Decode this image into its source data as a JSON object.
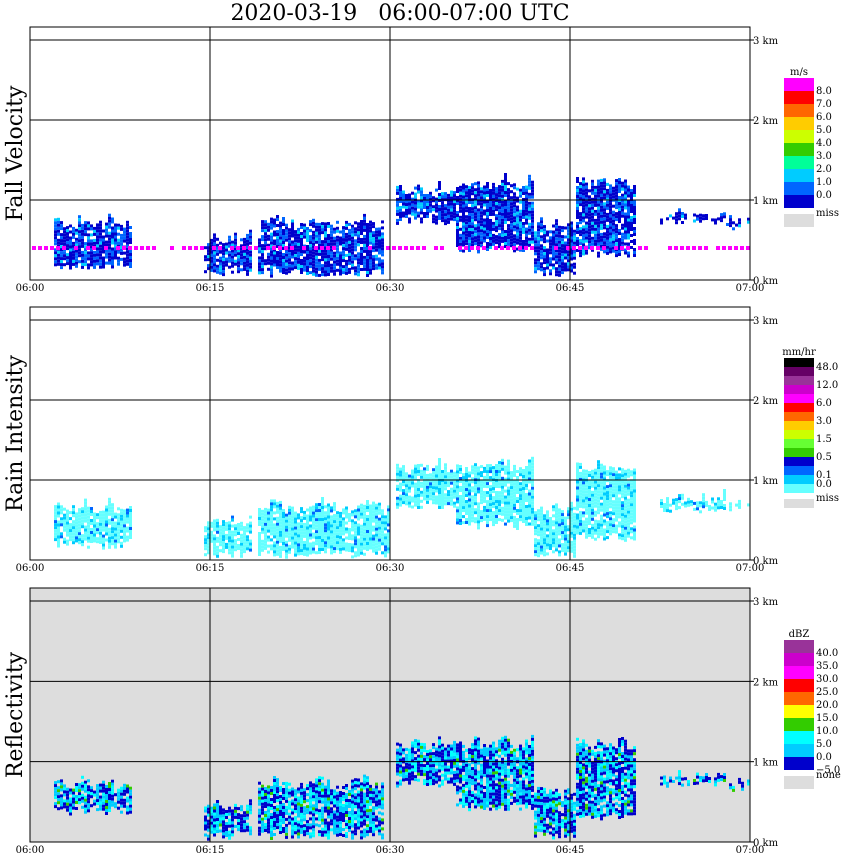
{
  "title": "2020-03-19   06:00-07:00 UTC",
  "x_ticks": [
    "06:00",
    "06:15",
    "06:30",
    "06:45",
    "07:00"
  ],
  "y_ticks": [
    "0 km",
    "1 km",
    "2 km",
    "3 km"
  ],
  "chart_data": [
    {
      "type": "heatmap",
      "ylabel": "Fall Velocity",
      "xlim": [
        "06:00",
        "07:00"
      ],
      "ylim_km": [
        0,
        3.0
      ],
      "background": "#ffffff",
      "colorbar": {
        "unit": "m/s",
        "labels": [
          "8.0",
          "7.0",
          "6.0",
          "5.0",
          "4.0",
          "3.0",
          "2.0",
          "1.0",
          "0.0"
        ],
        "colors": [
          "#ff00ff",
          "#ff0000",
          "#ff6600",
          "#ffcc00",
          "#ccff00",
          "#33cc00",
          "#00ff99",
          "#00ccff",
          "#0066ff",
          "#0000cc"
        ],
        "missing_label": "miss",
        "missing_color": "#dddddd"
      },
      "echo_regions": [
        {
          "t0": 2.0,
          "t1": 8.5,
          "top": 0.85,
          "base": 0.15,
          "level": 1
        },
        {
          "t0": 14.5,
          "t1": 18.5,
          "top": 0.65,
          "base": 0.05,
          "level": 1
        },
        {
          "t0": 19.0,
          "t1": 29.5,
          "top": 0.85,
          "base": 0.05,
          "level": 1
        },
        {
          "t0": 30.5,
          "t1": 35.5,
          "top": 1.25,
          "base": 0.7,
          "level": 1
        },
        {
          "t0": 35.5,
          "t1": 42.0,
          "top": 1.35,
          "base": 0.35,
          "level": 1
        },
        {
          "t0": 42.0,
          "t1": 45.5,
          "top": 0.8,
          "base": 0.05,
          "level": 1
        },
        {
          "t0": 45.5,
          "t1": 50.5,
          "top": 1.35,
          "base": 0.3,
          "level": 1
        },
        {
          "t0": 52.5,
          "t1": 58.0,
          "top": 0.95,
          "base": 0.7,
          "level": 1
        },
        {
          "t0": 58.0,
          "t1": 60.0,
          "top": 0.85,
          "base": 0.65,
          "level": 1
        }
      ],
      "bright_line": {
        "height_km": 0.4,
        "color": "#ff00ff"
      }
    },
    {
      "type": "heatmap",
      "ylabel": "Rain Intensity",
      "xlim": [
        "06:00",
        "07:00"
      ],
      "ylim_km": [
        0,
        3.0
      ],
      "background": "#ffffff",
      "colorbar": {
        "unit": "mm/hr",
        "labels": [
          "48.0",
          "",
          "12.0",
          "",
          "6.0",
          "",
          "3.0",
          "",
          "1.5",
          "",
          "0.5",
          "",
          "0.1",
          "0.0"
        ],
        "colors": [
          "#000000",
          "#660066",
          "#993399",
          "#cc00cc",
          "#ff00ff",
          "#ff0000",
          "#ff6600",
          "#ffcc00",
          "#ccff00",
          "#66ff33",
          "#33cc00",
          "#0000cc",
          "#0066ff",
          "#00ccff",
          "#66ffff"
        ],
        "missing_label": "miss",
        "missing_color": "#dddddd"
      },
      "echo_regions": [
        {
          "t0": 2.0,
          "t1": 8.5,
          "top": 0.8,
          "base": 0.15,
          "level": 0
        },
        {
          "t0": 14.5,
          "t1": 18.5,
          "top": 0.6,
          "base": 0.05,
          "level": 0
        },
        {
          "t0": 19.0,
          "t1": 30.0,
          "top": 0.8,
          "base": 0.05,
          "level": 0
        },
        {
          "t0": 30.5,
          "t1": 35.5,
          "top": 1.3,
          "base": 0.65,
          "level": 0
        },
        {
          "t0": 35.5,
          "t1": 42.0,
          "top": 1.3,
          "base": 0.4,
          "level": 0
        },
        {
          "t0": 42.0,
          "t1": 45.5,
          "top": 0.75,
          "base": 0.05,
          "level": 0
        },
        {
          "t0": 45.5,
          "t1": 50.5,
          "top": 1.3,
          "base": 0.25,
          "level": 0
        },
        {
          "t0": 52.5,
          "t1": 58.0,
          "top": 0.9,
          "base": 0.6,
          "level": 0
        },
        {
          "t0": 58.0,
          "t1": 60.0,
          "top": 0.8,
          "base": 0.6,
          "level": 0
        }
      ]
    },
    {
      "type": "heatmap",
      "ylabel": "Reflectivity",
      "xlim": [
        "06:00",
        "07:00"
      ],
      "ylim_km": [
        0,
        3.0
      ],
      "background": "#dddddd",
      "colorbar": {
        "unit": "dBZ",
        "labels": [
          "40.0",
          "35.0",
          "30.0",
          "25.0",
          "20.0",
          "15.0",
          "10.0",
          "5.0",
          "0.0",
          "−5.0"
        ],
        "colors": [
          "#993399",
          "#cc00cc",
          "#ff00ff",
          "#ff0000",
          "#ff6600",
          "#ffff00",
          "#33cc00",
          "#00ffff",
          "#00ccff",
          "#0000cc"
        ],
        "missing_label": "none",
        "missing_color": "#dddddd"
      },
      "echo_regions": [
        {
          "t0": 2.0,
          "t1": 8.5,
          "top": 0.85,
          "base": 0.35,
          "level": 2
        },
        {
          "t0": 14.5,
          "t1": 18.5,
          "top": 0.6,
          "base": 0.05,
          "level": 2
        },
        {
          "t0": 19.0,
          "t1": 29.5,
          "top": 0.85,
          "base": 0.05,
          "level": 2
        },
        {
          "t0": 30.5,
          "t1": 35.5,
          "top": 1.35,
          "base": 0.7,
          "level": 2
        },
        {
          "t0": 35.5,
          "t1": 42.0,
          "top": 1.35,
          "base": 0.4,
          "level": 2
        },
        {
          "t0": 42.0,
          "t1": 45.5,
          "top": 0.75,
          "base": 0.05,
          "level": 2
        },
        {
          "t0": 45.5,
          "t1": 50.5,
          "top": 1.35,
          "base": 0.3,
          "level": 2
        },
        {
          "t0": 52.5,
          "t1": 58.0,
          "top": 0.95,
          "base": 0.7,
          "level": 2
        },
        {
          "t0": 58.0,
          "t1": 60.0,
          "top": 0.85,
          "base": 0.65,
          "level": 2
        }
      ]
    }
  ]
}
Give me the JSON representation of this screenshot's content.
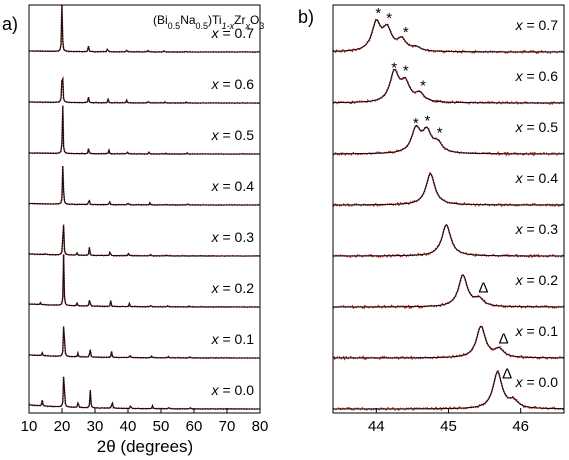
{
  "figure": {
    "formula": {
      "open": "(Bi",
      "s1": "0.5",
      "mid1": "Na",
      "s2": "0.5",
      "mid2": ")Ti",
      "s3": "1-x",
      "mid3": "Zr",
      "s4": "x",
      "mid4": "O",
      "s5": "3"
    },
    "compositions": [
      "x = 0.7",
      "x = 0.6",
      "x = 0.5",
      "x = 0.4",
      "x = 0.3",
      "x = 0.2",
      "x = 0.1",
      "x = 0.0"
    ],
    "colors": {
      "observed": "#d01010",
      "fit": "#111111",
      "axis": "#000000"
    }
  },
  "chart_data": [
    {
      "type": "line",
      "panel_label": "a)",
      "xlabel": "2θ (degrees)",
      "ylabel": "",
      "xlim": [
        10,
        80
      ],
      "xticks": [
        "10",
        "20",
        "30",
        "40",
        "50",
        "60",
        "70",
        "80"
      ],
      "series": [
        {
          "name": "x = 0.7",
          "baseline": 0.02,
          "peaks": [
            {
              "x": 20.0,
              "h": 1.0
            },
            {
              "x": 28.0,
              "h": 0.12
            },
            {
              "x": 33.8,
              "h": 0.08
            },
            {
              "x": 39.5,
              "h": 0.05
            },
            {
              "x": 46.0,
              "h": 0.04
            },
            {
              "x": 51.0,
              "h": 0.02
            },
            {
              "x": 57.5,
              "h": 0.02
            }
          ]
        },
        {
          "name": "x = 0.6",
          "baseline": 0.02,
          "peaks": [
            {
              "x": 20.1,
              "h": 1.0
            },
            {
              "x": 28.0,
              "h": 0.12
            },
            {
              "x": 34.0,
              "h": 0.08
            },
            {
              "x": 39.6,
              "h": 0.05
            },
            {
              "x": 46.2,
              "h": 0.04
            },
            {
              "x": 51.2,
              "h": 0.02
            },
            {
              "x": 57.7,
              "h": 0.02
            }
          ]
        },
        {
          "name": "x = 0.5",
          "baseline": 0.02,
          "peaks": [
            {
              "x": 20.2,
              "h": 1.0
            },
            {
              "x": 28.1,
              "h": 0.12
            },
            {
              "x": 34.2,
              "h": 0.08
            },
            {
              "x": 39.8,
              "h": 0.05
            },
            {
              "x": 46.4,
              "h": 0.04
            },
            {
              "x": 51.4,
              "h": 0.02
            },
            {
              "x": 57.9,
              "h": 0.02
            }
          ]
        },
        {
          "name": "x = 0.4",
          "baseline": 0.03,
          "peaks": [
            {
              "x": 20.3,
              "h": 1.0
            },
            {
              "x": 28.2,
              "h": 0.14
            },
            {
              "x": 34.4,
              "h": 0.09
            },
            {
              "x": 40.0,
              "h": 0.05
            },
            {
              "x": 46.6,
              "h": 0.04
            },
            {
              "x": 51.6,
              "h": 0.02
            },
            {
              "x": 58.1,
              "h": 0.02
            }
          ]
        },
        {
          "name": "x = 0.3",
          "baseline": 0.04,
          "peaks": [
            {
              "x": 15.0,
              "h": 0.02
            },
            {
              "x": 20.4,
              "h": 1.0
            },
            {
              "x": 24.5,
              "h": 0.05
            },
            {
              "x": 28.3,
              "h": 0.16
            },
            {
              "x": 34.6,
              "h": 0.1
            },
            {
              "x": 40.2,
              "h": 0.05
            },
            {
              "x": 46.8,
              "h": 0.04
            },
            {
              "x": 51.8,
              "h": 0.02
            }
          ]
        },
        {
          "name": "x = 0.2",
          "baseline": 0.06,
          "peaks": [
            {
              "x": 13.5,
              "h": 0.04
            },
            {
              "x": 20.5,
              "h": 1.0
            },
            {
              "x": 24.5,
              "h": 0.06
            },
            {
              "x": 28.4,
              "h": 0.18
            },
            {
              "x": 34.8,
              "h": 0.12
            },
            {
              "x": 40.4,
              "h": 0.06
            },
            {
              "x": 47.0,
              "h": 0.04
            },
            {
              "x": 52.0,
              "h": 0.02
            },
            {
              "x": 58.5,
              "h": 0.02
            }
          ]
        },
        {
          "name": "x = 0.1",
          "baseline": 0.06,
          "peaks": [
            {
              "x": 14.0,
              "h": 0.06
            },
            {
              "x": 20.6,
              "h": 1.0
            },
            {
              "x": 24.8,
              "h": 0.07
            },
            {
              "x": 28.5,
              "h": 0.2
            },
            {
              "x": 35.0,
              "h": 0.13
            },
            {
              "x": 40.6,
              "h": 0.06
            },
            {
              "x": 47.2,
              "h": 0.04
            },
            {
              "x": 52.2,
              "h": 0.03
            },
            {
              "x": 58.7,
              "h": 0.02
            }
          ]
        },
        {
          "name": "x = 0.0",
          "baseline": 0.08,
          "peaks": [
            {
              "x": 14.0,
              "h": 0.12
            },
            {
              "x": 20.6,
              "h": 1.0
            },
            {
              "x": 24.9,
              "h": 0.14
            },
            {
              "x": 28.6,
              "h": 0.36
            },
            {
              "x": 35.2,
              "h": 0.18
            },
            {
              "x": 40.8,
              "h": 0.08
            },
            {
              "x": 47.4,
              "h": 0.06
            },
            {
              "x": 52.4,
              "h": 0.04
            },
            {
              "x": 58.9,
              "h": 0.03
            }
          ]
        }
      ]
    },
    {
      "type": "line",
      "panel_label": "b)",
      "xlabel": "",
      "ylabel": "",
      "xlim": [
        43.4,
        46.6
      ],
      "xticks": [
        "44",
        "45",
        "46"
      ],
      "series": [
        {
          "name": "x = 0.7",
          "peaks": [
            {
              "x": 44.0,
              "h": 0.75
            },
            {
              "x": 44.15,
              "h": 0.55
            },
            {
              "x": 44.35,
              "h": 0.3
            },
            {
              "x": 44.55,
              "h": 0.1
            }
          ],
          "markers": [
            {
              "x": 44.0,
              "symbol": "*"
            },
            {
              "x": 44.15,
              "symbol": "*"
            },
            {
              "x": 44.38,
              "symbol": "*"
            }
          ]
        },
        {
          "name": "x = 0.6",
          "peaks": [
            {
              "x": 44.25,
              "h": 0.8
            },
            {
              "x": 44.4,
              "h": 0.5
            },
            {
              "x": 44.6,
              "h": 0.22
            }
          ],
          "markers": [
            {
              "x": 44.22,
              "symbol": "*"
            },
            {
              "x": 44.38,
              "symbol": "*"
            },
            {
              "x": 44.62,
              "symbol": "*"
            }
          ]
        },
        {
          "name": "x = 0.5",
          "peaks": [
            {
              "x": 44.55,
              "h": 0.65
            },
            {
              "x": 44.7,
              "h": 0.55
            },
            {
              "x": 44.85,
              "h": 0.25
            }
          ],
          "markers": [
            {
              "x": 44.52,
              "symbol": "*"
            },
            {
              "x": 44.68,
              "symbol": "*"
            },
            {
              "x": 44.85,
              "symbol": "*"
            }
          ]
        },
        {
          "name": "x = 0.4",
          "peaks": [
            {
              "x": 44.75,
              "h": 0.85
            }
          ],
          "markers": []
        },
        {
          "name": "x = 0.3",
          "peaks": [
            {
              "x": 44.97,
              "h": 0.85
            }
          ],
          "markers": []
        },
        {
          "name": "x = 0.2",
          "peaks": [
            {
              "x": 45.2,
              "h": 0.85
            },
            {
              "x": 45.42,
              "h": 0.2
            }
          ],
          "markers": [
            {
              "x": 45.4,
              "symbol": "Δ"
            }
          ]
        },
        {
          "name": "x = 0.1",
          "peaks": [
            {
              "x": 45.45,
              "h": 0.85
            },
            {
              "x": 45.7,
              "h": 0.22
            }
          ],
          "markers": [
            {
              "x": 45.68,
              "symbol": "Δ"
            }
          ]
        },
        {
          "name": "x = 0.0",
          "peaks": [
            {
              "x": 45.68,
              "h": 1.0
            },
            {
              "x": 45.9,
              "h": 0.2
            }
          ],
          "markers": [
            {
              "x": 45.73,
              "symbol": "Δ"
            }
          ]
        }
      ]
    }
  ]
}
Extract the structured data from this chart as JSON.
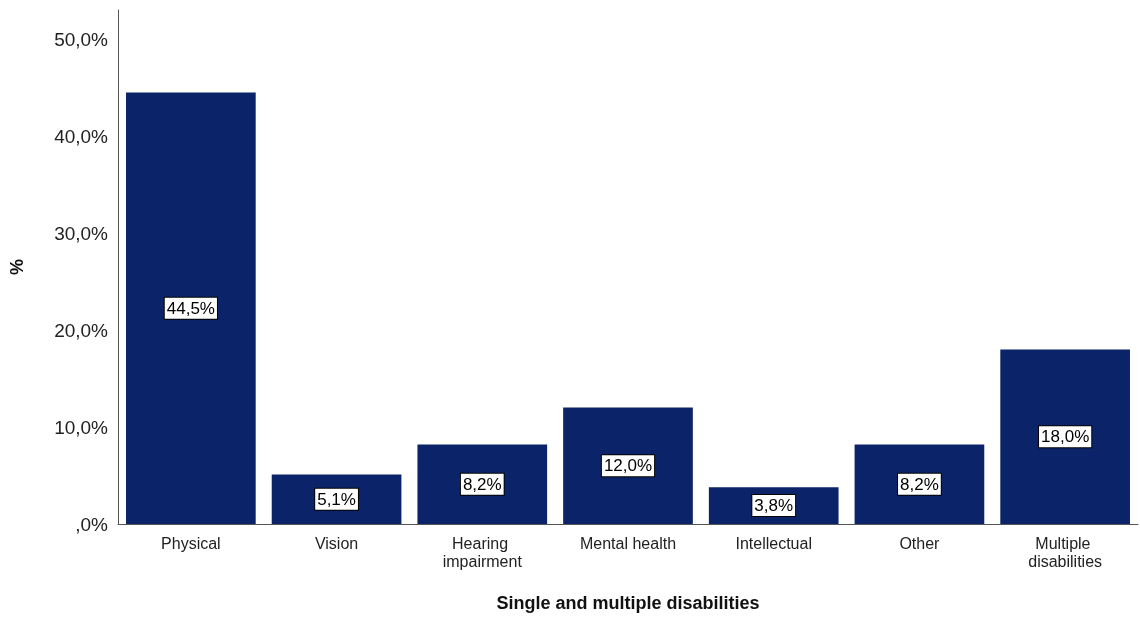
{
  "chart_data": {
    "type": "bar",
    "xlabel": "Single and multiple disabilities",
    "ylabel": "%",
    "categories": [
      "Physical",
      "Vision",
      "Hearing impairment",
      "Mental health",
      "Intellectual",
      "Other",
      "Multiple disabilities"
    ],
    "values": [
      44.5,
      5.1,
      8.2,
      12.0,
      3.8,
      8.2,
      18.0
    ],
    "value_labels": [
      "44,5%",
      "5,1%",
      "8,2%",
      "12,0%",
      "3,8%",
      "8,2%",
      "18,0%"
    ],
    "color": "#0b2469",
    "ylim": [
      0,
      53
    ],
    "yticks": [
      {
        "value": 0,
        "label": ",0%"
      },
      {
        "value": 10,
        "label": "10,0%"
      },
      {
        "value": 20,
        "label": "20,0%"
      },
      {
        "value": 30,
        "label": "30,0%"
      },
      {
        "value": 40,
        "label": "40,0%"
      },
      {
        "value": 50,
        "label": "50,0%"
      }
    ],
    "grid": false
  }
}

----------------

### [Stated exercise]
Can you quote exactly, and only, the lines from the one containing "Extract the structured" through the last line of the records above, keeping both ends and leaving out any pictures?

### [Final result]
Extract the structured data from this chart as JSON.
{
  "chart_data": {
    "type": "bar",
    "xlabel": "Single and multiple disabilities",
    "ylabel": "%",
    "categories": [
      "Physical",
      "Vision",
      "Hearing impairment",
      "Mental health",
      "Intellectual",
      "Other",
      "Multiple disabilities"
    ],
    "values": [
      44.5,
      5.1,
      8.2,
      12.0,
      3.8,
      8.2,
      18.0
    ],
    "value_labels": [
      "44,5%",
      "5,1%",
      "8,2%",
      "12,0%",
      "3,8%",
      "8,2%",
      "18,0%"
    ],
    "color": "#0b2469",
    "ylim": [
      0,
      53
    ],
    "yticks": [
      {
        "value": 0,
        "label": ",0%"
      },
      {
        "value": 10,
        "label": "10,0%"
      },
      {
        "value": 20,
        "label": "20,0%"
      },
      {
        "value": 30,
        "label": "30,0%"
      },
      {
        "value": 40,
        "label": "40,0%"
      },
      {
        "value": 50,
        "label": "50,0%"
      }
    ],
    "grid": false
  }
}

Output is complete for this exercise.